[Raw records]
········

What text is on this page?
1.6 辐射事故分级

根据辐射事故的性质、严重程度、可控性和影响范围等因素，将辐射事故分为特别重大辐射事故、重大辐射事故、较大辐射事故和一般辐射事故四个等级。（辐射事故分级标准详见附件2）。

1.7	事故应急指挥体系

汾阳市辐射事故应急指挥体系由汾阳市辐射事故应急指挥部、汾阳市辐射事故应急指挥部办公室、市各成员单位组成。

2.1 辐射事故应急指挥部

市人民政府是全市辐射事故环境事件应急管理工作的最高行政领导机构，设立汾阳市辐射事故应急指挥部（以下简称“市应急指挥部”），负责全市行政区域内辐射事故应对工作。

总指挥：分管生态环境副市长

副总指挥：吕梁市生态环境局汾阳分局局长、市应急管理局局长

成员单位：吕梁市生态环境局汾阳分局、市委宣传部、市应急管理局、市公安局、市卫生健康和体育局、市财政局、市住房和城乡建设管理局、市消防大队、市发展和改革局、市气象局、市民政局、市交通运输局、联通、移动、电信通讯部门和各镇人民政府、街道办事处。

········

Print out every entry, keeping each one exact.

**Response for this exercise:**
What text is on this page?
1.6 辐射事故分级

根据辐射事故的性质、严重程度、可控性和影响范围等因素，将辐射事故分为特别重大辐射事故、重大辐射事故、较大辐射事故和一般辐射事故四个等级。（辐射事故分级标准详见附件2）。

1.7	事故应急指挥体系

汾阳市辐射事故应急指挥体系由汾阳市辐射事故应急指挥部、汾阳市辐射事故应急指挥部办公室、市各成员单位组成。

2.1 辐射事故应急指挥部

市人民政府是全市辐射事故环境事件应急管理工作的最高行政领导机构，设立汾阳市辐射事故应急指挥部（以下简称“市应急指挥部”），负责全市行政区域内辐射事故应对工作。

总指挥：分管生态环境副市长

副总指挥：吕梁市生态环境局汾阳分局局长、市应急管理局局长

成员单位：吕梁市生态环境局汾阳分局、市委宣传部、市应急管理局、市公安局、市卫生健康和体育局、市财政局、市住房和城乡建设管理局、市消防大队、市发展和改革局、市气象局、市民政局、市交通运输局、联通、移动、电信通讯部门和各镇人民政府、街道办事处。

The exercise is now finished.